Records contained in a dataset
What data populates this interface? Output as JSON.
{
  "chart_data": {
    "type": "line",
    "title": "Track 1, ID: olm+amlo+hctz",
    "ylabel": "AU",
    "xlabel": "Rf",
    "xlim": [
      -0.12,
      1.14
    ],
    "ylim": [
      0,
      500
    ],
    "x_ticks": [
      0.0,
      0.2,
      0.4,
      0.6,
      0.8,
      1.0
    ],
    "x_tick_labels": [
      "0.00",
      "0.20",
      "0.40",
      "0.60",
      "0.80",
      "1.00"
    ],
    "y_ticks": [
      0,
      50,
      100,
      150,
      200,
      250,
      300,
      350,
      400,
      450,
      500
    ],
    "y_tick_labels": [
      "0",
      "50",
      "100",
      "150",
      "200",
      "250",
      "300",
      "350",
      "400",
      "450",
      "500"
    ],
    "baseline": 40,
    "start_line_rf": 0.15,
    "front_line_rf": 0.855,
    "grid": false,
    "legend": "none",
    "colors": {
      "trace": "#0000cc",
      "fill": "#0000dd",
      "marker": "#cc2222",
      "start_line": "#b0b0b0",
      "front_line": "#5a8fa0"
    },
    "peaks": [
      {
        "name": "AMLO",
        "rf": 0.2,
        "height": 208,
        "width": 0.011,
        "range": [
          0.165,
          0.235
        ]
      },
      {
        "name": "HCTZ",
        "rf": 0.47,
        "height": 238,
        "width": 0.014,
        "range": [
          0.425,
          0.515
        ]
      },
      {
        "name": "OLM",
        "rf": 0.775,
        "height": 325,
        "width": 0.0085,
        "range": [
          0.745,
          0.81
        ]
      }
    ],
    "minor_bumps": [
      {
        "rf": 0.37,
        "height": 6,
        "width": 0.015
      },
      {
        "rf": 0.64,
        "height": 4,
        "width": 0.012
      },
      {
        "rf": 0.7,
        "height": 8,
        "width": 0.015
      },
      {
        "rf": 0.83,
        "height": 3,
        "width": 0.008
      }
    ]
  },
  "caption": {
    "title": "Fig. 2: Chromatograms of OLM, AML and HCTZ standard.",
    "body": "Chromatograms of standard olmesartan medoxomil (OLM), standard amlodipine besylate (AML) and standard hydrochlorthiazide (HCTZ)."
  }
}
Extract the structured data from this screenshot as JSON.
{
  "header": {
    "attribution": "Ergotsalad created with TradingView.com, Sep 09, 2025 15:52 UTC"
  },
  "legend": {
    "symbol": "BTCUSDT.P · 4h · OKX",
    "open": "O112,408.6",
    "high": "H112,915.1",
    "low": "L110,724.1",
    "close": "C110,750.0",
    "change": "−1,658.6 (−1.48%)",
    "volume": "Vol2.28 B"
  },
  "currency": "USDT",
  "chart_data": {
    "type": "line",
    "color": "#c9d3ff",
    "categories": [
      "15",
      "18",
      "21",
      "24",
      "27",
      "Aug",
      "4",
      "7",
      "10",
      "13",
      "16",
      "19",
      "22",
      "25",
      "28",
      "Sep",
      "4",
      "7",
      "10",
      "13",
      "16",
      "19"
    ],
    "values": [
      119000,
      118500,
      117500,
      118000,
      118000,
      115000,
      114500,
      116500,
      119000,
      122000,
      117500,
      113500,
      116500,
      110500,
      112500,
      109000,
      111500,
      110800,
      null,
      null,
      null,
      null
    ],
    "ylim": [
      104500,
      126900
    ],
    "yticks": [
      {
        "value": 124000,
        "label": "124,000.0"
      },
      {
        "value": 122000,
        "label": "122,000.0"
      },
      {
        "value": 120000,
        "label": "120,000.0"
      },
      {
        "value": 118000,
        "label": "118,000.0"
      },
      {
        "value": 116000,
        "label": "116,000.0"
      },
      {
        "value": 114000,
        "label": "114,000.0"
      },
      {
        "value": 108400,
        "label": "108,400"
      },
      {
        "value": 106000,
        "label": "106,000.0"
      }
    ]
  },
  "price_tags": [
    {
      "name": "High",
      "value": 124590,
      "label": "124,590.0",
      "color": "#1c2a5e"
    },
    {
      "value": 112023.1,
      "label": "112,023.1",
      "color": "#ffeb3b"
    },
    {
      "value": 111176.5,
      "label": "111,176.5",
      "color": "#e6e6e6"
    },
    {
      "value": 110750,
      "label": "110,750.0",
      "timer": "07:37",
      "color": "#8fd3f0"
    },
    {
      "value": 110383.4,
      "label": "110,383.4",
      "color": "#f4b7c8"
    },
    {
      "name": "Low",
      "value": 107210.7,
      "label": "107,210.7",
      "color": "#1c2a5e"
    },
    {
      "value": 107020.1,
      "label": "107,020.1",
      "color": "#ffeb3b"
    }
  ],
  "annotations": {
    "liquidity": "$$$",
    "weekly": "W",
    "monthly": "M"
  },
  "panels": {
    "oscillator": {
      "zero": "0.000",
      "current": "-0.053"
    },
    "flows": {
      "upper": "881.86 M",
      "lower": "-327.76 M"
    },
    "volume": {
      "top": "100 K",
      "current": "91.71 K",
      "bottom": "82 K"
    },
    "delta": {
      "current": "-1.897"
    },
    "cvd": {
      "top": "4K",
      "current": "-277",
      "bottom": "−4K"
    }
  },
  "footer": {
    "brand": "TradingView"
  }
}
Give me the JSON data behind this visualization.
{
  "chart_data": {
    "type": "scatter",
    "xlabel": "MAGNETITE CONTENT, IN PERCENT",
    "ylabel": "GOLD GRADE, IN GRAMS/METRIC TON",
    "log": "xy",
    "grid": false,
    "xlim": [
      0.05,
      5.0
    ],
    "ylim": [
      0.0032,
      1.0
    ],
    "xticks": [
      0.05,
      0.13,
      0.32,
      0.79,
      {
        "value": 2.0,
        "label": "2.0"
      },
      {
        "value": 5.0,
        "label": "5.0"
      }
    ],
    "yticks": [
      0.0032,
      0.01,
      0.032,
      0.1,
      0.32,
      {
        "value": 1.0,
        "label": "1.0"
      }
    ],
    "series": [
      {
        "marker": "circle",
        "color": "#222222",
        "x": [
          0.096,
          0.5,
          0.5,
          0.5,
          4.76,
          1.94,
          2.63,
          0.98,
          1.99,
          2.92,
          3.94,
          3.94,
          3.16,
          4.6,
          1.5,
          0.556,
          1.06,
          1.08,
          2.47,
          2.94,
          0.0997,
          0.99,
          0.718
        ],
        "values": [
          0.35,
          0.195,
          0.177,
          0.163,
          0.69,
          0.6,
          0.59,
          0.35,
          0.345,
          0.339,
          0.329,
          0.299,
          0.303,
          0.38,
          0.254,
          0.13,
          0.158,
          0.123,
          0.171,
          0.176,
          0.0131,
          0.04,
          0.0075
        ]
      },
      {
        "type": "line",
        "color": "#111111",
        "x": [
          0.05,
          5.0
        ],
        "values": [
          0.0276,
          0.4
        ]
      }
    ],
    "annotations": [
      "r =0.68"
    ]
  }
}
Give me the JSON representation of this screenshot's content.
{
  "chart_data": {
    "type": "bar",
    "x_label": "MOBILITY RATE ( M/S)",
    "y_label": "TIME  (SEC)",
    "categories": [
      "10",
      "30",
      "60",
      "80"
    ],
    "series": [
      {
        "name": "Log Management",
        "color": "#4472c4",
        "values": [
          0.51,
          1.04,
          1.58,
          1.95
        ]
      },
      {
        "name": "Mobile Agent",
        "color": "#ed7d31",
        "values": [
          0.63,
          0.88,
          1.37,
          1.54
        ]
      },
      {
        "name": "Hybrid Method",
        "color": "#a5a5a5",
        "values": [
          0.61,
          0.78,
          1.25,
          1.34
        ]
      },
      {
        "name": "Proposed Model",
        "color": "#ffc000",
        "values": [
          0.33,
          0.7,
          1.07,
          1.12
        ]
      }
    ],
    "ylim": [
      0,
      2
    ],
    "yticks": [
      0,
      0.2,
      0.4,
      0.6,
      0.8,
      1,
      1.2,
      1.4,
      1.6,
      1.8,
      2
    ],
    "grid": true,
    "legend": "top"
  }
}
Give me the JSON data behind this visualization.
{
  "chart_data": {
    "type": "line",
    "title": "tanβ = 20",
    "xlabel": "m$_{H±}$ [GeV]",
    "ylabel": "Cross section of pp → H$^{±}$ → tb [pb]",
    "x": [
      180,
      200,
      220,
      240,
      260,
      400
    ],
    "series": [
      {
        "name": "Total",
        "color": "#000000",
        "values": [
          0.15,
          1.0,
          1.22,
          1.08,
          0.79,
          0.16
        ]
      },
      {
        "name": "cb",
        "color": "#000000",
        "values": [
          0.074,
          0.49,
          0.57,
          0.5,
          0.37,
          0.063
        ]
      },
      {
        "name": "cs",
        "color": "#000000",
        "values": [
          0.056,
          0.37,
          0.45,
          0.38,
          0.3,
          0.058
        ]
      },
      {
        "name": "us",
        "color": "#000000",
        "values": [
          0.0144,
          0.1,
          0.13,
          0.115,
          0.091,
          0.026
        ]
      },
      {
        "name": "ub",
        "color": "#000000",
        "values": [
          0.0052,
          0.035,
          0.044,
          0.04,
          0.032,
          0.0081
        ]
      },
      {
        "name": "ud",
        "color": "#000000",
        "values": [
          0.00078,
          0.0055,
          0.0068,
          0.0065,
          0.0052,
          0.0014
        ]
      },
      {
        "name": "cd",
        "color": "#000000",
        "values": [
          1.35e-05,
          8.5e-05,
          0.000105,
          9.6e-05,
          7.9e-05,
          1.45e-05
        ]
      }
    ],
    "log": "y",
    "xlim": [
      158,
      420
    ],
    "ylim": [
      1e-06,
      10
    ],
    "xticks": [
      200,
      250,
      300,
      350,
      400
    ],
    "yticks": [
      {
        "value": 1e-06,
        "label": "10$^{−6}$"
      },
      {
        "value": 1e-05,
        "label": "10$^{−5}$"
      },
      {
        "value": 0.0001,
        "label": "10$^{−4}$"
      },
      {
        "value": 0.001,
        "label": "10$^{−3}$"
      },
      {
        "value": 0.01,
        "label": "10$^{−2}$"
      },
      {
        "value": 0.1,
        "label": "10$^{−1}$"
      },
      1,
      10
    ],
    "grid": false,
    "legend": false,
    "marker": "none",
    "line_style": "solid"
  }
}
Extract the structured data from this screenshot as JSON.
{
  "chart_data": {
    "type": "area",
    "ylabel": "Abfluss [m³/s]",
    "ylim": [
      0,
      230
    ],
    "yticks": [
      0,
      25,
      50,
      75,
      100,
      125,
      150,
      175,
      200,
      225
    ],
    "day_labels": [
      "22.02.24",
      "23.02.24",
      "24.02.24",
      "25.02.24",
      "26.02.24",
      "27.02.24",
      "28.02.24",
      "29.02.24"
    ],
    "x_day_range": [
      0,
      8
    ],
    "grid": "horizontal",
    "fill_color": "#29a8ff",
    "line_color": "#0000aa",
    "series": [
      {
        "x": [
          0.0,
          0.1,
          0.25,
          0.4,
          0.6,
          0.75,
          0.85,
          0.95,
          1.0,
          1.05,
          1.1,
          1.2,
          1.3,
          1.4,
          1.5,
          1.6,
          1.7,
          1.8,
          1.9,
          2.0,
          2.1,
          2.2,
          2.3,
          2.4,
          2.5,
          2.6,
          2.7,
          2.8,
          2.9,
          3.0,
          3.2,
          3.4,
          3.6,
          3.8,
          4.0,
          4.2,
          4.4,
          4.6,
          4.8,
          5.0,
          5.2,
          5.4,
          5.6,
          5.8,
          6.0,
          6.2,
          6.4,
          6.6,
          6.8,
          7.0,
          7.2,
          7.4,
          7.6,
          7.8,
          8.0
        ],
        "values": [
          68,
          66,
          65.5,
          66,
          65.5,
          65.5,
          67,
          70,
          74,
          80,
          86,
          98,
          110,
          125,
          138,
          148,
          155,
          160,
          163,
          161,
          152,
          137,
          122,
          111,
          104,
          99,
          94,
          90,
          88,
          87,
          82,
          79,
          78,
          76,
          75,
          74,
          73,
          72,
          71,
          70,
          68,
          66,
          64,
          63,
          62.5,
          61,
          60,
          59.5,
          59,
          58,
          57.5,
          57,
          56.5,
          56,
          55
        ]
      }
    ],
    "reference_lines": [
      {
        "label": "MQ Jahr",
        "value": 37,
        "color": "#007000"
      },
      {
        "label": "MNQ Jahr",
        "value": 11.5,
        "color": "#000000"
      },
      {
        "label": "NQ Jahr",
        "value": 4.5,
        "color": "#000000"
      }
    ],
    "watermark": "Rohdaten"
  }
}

• **DIRECTION**: Report the number of lines in the entries above that include the string "current". Give nothing but the number.

• **WRITTEN SOLUTION**: 4